→ Required work
Copy every line of the records below without changing anything.

-- Provided information start --

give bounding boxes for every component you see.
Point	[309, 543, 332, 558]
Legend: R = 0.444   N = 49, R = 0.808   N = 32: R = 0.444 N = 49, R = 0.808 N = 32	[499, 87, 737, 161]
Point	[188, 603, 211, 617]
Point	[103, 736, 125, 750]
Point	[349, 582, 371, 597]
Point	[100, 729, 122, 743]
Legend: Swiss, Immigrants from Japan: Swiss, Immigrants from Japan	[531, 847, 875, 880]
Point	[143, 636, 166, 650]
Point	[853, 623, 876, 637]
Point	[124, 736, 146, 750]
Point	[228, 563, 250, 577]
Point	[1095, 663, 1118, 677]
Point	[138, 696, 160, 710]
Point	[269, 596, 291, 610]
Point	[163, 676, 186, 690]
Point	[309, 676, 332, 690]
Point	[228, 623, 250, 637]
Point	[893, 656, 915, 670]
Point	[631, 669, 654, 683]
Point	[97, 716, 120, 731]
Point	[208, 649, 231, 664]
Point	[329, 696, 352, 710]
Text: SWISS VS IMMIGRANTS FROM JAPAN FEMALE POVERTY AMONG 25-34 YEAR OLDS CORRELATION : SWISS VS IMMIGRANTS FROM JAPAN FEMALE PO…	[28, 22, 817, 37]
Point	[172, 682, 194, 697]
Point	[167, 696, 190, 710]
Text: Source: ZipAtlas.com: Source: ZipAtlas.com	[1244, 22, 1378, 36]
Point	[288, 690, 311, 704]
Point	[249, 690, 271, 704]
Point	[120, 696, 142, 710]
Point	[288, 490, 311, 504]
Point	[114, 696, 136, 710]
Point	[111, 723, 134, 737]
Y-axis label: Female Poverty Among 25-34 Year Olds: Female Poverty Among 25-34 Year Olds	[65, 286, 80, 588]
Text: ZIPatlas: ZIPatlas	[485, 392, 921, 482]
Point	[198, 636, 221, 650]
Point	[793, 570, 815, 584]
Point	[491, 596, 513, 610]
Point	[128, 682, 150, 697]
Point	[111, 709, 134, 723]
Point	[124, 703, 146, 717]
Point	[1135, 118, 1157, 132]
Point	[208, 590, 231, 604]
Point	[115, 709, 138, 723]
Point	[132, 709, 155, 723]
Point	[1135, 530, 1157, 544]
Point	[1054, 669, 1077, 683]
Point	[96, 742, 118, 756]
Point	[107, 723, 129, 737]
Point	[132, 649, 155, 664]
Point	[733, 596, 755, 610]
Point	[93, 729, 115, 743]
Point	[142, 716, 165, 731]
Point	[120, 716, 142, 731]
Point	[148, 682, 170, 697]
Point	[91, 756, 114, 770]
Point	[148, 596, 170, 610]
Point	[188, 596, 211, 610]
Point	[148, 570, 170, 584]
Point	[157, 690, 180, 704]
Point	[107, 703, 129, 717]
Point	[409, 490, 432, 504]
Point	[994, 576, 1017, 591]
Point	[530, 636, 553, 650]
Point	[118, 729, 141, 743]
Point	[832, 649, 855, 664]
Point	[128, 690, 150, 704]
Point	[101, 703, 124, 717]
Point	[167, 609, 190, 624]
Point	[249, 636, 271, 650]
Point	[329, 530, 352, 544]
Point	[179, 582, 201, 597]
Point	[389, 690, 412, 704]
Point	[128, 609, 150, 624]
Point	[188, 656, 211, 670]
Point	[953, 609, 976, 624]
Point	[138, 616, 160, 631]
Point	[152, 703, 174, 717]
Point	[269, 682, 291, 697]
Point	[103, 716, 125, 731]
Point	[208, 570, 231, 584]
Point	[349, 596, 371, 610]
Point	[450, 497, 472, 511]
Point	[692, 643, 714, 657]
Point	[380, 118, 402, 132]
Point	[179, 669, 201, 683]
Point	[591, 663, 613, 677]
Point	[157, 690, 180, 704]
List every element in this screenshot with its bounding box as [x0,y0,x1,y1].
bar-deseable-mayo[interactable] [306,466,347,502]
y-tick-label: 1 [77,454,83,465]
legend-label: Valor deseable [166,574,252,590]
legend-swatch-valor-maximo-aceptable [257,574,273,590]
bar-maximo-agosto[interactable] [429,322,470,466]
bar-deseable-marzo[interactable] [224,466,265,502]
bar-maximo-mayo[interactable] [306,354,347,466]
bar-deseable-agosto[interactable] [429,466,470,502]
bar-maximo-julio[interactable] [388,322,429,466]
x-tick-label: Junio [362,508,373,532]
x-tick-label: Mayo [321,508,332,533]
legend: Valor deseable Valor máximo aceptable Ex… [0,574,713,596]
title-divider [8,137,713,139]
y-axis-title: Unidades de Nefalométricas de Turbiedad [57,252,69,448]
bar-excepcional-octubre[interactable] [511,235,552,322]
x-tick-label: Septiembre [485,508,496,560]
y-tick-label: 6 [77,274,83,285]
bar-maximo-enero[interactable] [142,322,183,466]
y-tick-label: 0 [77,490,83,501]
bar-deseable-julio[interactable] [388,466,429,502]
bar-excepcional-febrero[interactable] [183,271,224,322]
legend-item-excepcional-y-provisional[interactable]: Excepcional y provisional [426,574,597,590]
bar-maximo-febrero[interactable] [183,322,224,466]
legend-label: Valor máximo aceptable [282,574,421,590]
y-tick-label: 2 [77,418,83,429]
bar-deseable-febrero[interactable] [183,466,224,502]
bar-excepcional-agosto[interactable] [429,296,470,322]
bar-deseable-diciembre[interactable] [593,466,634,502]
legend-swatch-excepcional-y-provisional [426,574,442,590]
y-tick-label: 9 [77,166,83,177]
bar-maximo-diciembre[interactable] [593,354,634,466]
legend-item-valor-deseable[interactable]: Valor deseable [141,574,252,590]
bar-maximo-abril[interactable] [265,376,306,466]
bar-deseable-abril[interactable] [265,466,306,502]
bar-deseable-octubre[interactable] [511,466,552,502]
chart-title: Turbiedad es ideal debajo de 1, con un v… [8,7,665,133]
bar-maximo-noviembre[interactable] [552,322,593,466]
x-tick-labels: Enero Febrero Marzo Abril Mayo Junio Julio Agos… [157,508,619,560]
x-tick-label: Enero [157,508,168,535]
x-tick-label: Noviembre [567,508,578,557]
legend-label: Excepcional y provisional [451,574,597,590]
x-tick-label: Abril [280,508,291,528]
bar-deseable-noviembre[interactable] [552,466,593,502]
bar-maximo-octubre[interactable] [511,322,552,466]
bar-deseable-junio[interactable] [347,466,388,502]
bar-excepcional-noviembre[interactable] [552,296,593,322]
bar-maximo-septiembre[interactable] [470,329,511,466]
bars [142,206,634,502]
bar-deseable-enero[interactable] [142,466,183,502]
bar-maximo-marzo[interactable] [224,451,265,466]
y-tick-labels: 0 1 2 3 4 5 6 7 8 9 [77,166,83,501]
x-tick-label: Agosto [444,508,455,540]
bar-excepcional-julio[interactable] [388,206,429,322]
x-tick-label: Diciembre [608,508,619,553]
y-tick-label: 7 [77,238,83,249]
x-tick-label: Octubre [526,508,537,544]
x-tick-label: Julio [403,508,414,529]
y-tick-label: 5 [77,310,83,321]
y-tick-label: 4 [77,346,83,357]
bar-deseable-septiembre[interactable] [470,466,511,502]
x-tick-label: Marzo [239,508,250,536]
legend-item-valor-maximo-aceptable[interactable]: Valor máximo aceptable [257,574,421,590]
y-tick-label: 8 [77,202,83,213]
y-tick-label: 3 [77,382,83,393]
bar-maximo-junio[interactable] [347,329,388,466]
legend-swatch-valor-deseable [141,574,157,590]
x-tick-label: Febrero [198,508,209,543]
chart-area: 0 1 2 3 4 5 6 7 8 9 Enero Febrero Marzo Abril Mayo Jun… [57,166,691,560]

-- Provided information end --

→ Task response
give bounding boxes for every component you see.
Point	[309, 543, 332, 558]
Legend: R = 0.444   N = 49, R = 0.808   N = 32: R = 0.444 N = 49, R = 0.808 N = 32	[499, 87, 737, 161]
Point	[188, 603, 211, 617]
Point	[103, 736, 125, 750]
Point	[349, 582, 371, 597]
Point	[100, 729, 122, 743]
Legend: Swiss, Immigrants from Japan: Swiss, Immigrants from Japan	[531, 847, 875, 880]
Point	[143, 636, 166, 650]
Point	[853, 623, 876, 637]
Point	[124, 736, 146, 750]
Point	[228, 563, 250, 577]
Point	[1095, 663, 1118, 677]
Point	[138, 696, 160, 710]
Point	[269, 596, 291, 610]
Point	[163, 676, 186, 690]
Point	[309, 676, 332, 690]
Point	[228, 623, 250, 637]
Point	[893, 656, 915, 670]
Point	[631, 669, 654, 683]
Point	[97, 716, 120, 731]
Point	[208, 649, 231, 664]
Point	[329, 696, 352, 710]
Text: SWISS VS IMMIGRANTS FROM JAPAN FEMALE POVERTY AMONG 25-34 YEAR OLDS CORRELATION : SWISS VS IMMIGRANTS FROM JAPAN FEMALE PO…	[28, 22, 817, 37]
Point	[172, 682, 194, 697]
Point	[167, 696, 190, 710]
Text: Source: ZipAtlas.com: Source: ZipAtlas.com	[1244, 22, 1378, 36]
Point	[288, 690, 311, 704]
Point	[249, 690, 271, 704]
Point	[120, 696, 142, 710]
Point	[288, 490, 311, 504]
Point	[114, 696, 136, 710]
Point	[111, 723, 134, 737]
Y-axis label: Female Poverty Among 25-34 Year Olds: Female Poverty Among 25-34 Year Olds	[65, 286, 80, 588]
Text: ZIPatlas: ZIPatlas	[485, 392, 921, 482]
Point	[198, 636, 221, 650]
Point	[793, 570, 815, 584]
Point	[491, 596, 513, 610]
Point	[128, 682, 150, 697]
Point	[111, 709, 134, 723]
Point	[124, 703, 146, 717]
Point	[1135, 118, 1157, 132]
Point	[208, 590, 231, 604]
Point	[115, 709, 138, 723]
Point	[132, 709, 155, 723]
Point	[1135, 530, 1157, 544]
Point	[1054, 669, 1077, 683]
Point	[96, 742, 118, 756]
Point	[107, 723, 129, 737]
Point	[132, 649, 155, 664]
Point	[733, 596, 755, 610]
Point	[93, 729, 115, 743]
Point	[142, 716, 165, 731]
Point	[120, 716, 142, 731]
Point	[148, 682, 170, 697]
Point	[91, 756, 114, 770]
Point	[148, 596, 170, 610]
Point	[188, 596, 211, 610]
Point	[148, 570, 170, 584]
Point	[157, 690, 180, 704]
Point	[107, 703, 129, 717]
Point	[409, 490, 432, 504]
Point	[994, 576, 1017, 591]
Point	[530, 636, 553, 650]
Point	[118, 729, 141, 743]
Point	[832, 649, 855, 664]
Point	[128, 690, 150, 704]
Point	[101, 703, 124, 717]
Point	[167, 609, 190, 624]
Point	[249, 636, 271, 650]
Point	[329, 530, 352, 544]
Point	[179, 582, 201, 597]
Point	[389, 690, 412, 704]
Point	[128, 609, 150, 624]
Point	[188, 656, 211, 670]
Point	[953, 609, 976, 624]
Point	[138, 616, 160, 631]
Point	[152, 703, 174, 717]
Point	[269, 682, 291, 697]
Point	[103, 716, 125, 731]
Point	[208, 570, 231, 584]
Point	[349, 596, 371, 610]
Point	[450, 497, 472, 511]
Point	[692, 643, 714, 657]
Point	[380, 118, 402, 132]
Point	[179, 669, 201, 683]
Point	[591, 663, 613, 677]
Point	[157, 690, 180, 704]
List every element in this screenshot with its bounding box as [x0,y0,x1,y1].
bar-deseable-mayo[interactable] [306,466,347,502]
y-tick-label: 1 [77,454,83,465]
legend-label: Valor deseable [166,574,252,590]
legend-swatch-valor-maximo-aceptable [257,574,273,590]
bar-maximo-agosto[interactable] [429,322,470,466]
bar-deseable-marzo[interactable] [224,466,265,502]
bar-maximo-mayo[interactable] [306,354,347,466]
bar-deseable-agosto[interactable] [429,466,470,502]
bar-maximo-julio[interactable] [388,322,429,466]
x-tick-label: Junio [362,508,373,532]
x-tick-label: Mayo [321,508,332,533]
legend: Valor deseable Valor máximo aceptable Ex… [0,574,713,596]
title-divider [8,137,713,139]
y-axis-title: Unidades de Nefalométricas de Turbiedad [57,252,69,448]
bar-excepcional-octubre[interactable] [511,235,552,322]
x-tick-label: Septiembre [485,508,496,560]
y-tick-label: 6 [77,274,83,285]
bar-maximo-enero[interactable] [142,322,183,466]
y-tick-label: 0 [77,490,83,501]
bar-deseable-julio[interactable] [388,466,429,502]
bar-excepcional-febrero[interactable] [183,271,224,322]
legend-item-excepcional-y-provisional[interactable]: Excepcional y provisional [426,574,597,590]
bar-maximo-febrero[interactable] [183,322,224,466]
legend-label: Valor máximo aceptable [282,574,421,590]
y-tick-label: 2 [77,418,83,429]
bar-deseable-febrero[interactable] [183,466,224,502]
bar-excepcional-agosto[interactable] [429,296,470,322]
bar-deseable-diciembre[interactable] [593,466,634,502]
legend-swatch-excepcional-y-provisional [426,574,442,590]
y-tick-label: 9 [77,166,83,177]
bar-maximo-diciembre[interactable] [593,354,634,466]
legend-item-valor-deseable[interactable]: Valor deseable [141,574,252,590]
bar-maximo-abril[interactable] [265,376,306,466]
bar-deseable-abril[interactable] [265,466,306,502]
bar-deseable-octubre[interactable] [511,466,552,502]
chart-title: Turbiedad es ideal debajo de 1, con un v… [8,7,665,133]
bar-maximo-noviembre[interactable] [552,322,593,466]
x-tick-labels: Enero Febrero Marzo Abril Mayo Junio Julio Agos… [157,508,619,560]
x-tick-label: Enero [157,508,168,535]
x-tick-label: Noviembre [567,508,578,557]
legend-label: Excepcional y provisional [451,574,597,590]
x-tick-label: Abril [280,508,291,528]
bar-deseable-noviembre[interactable] [552,466,593,502]
bar-maximo-octubre[interactable] [511,322,552,466]
bar-deseable-junio[interactable] [347,466,388,502]
bar-excepcional-noviembre[interactable] [552,296,593,322]
bar-maximo-septiembre[interactable] [470,329,511,466]
bars [142,206,634,502]
bar-deseable-enero[interactable] [142,466,183,502]
bar-maximo-marzo[interactable] [224,451,265,466]
y-tick-labels: 0 1 2 3 4 5 6 7 8 9 [77,166,83,501]
x-tick-label: Agosto [444,508,455,540]
bar-excepcional-julio[interactable] [388,206,429,322]
x-tick-label: Diciembre [608,508,619,553]
y-tick-label: 7 [77,238,83,249]
x-tick-label: Octubre [526,508,537,544]
x-tick-label: Julio [403,508,414,529]
y-tick-label: 5 [77,310,83,321]
y-tick-label: 4 [77,346,83,357]
bar-deseable-septiembre[interactable] [470,466,511,502]
x-tick-label: Marzo [239,508,250,536]
legend-item-valor-maximo-aceptable[interactable]: Valor máximo aceptable [257,574,421,590]
y-tick-label: 8 [77,202,83,213]
y-tick-label: 3 [77,382,83,393]
bar-maximo-junio[interactable] [347,329,388,466]
legend-swatch-valor-deseable [141,574,157,590]
x-tick-label: Febrero [198,508,209,543]
chart-area: 0 1 2 3 4 5 6 7 8 9 Enero Febrero Marzo Abril Mayo Jun… [57,166,691,560]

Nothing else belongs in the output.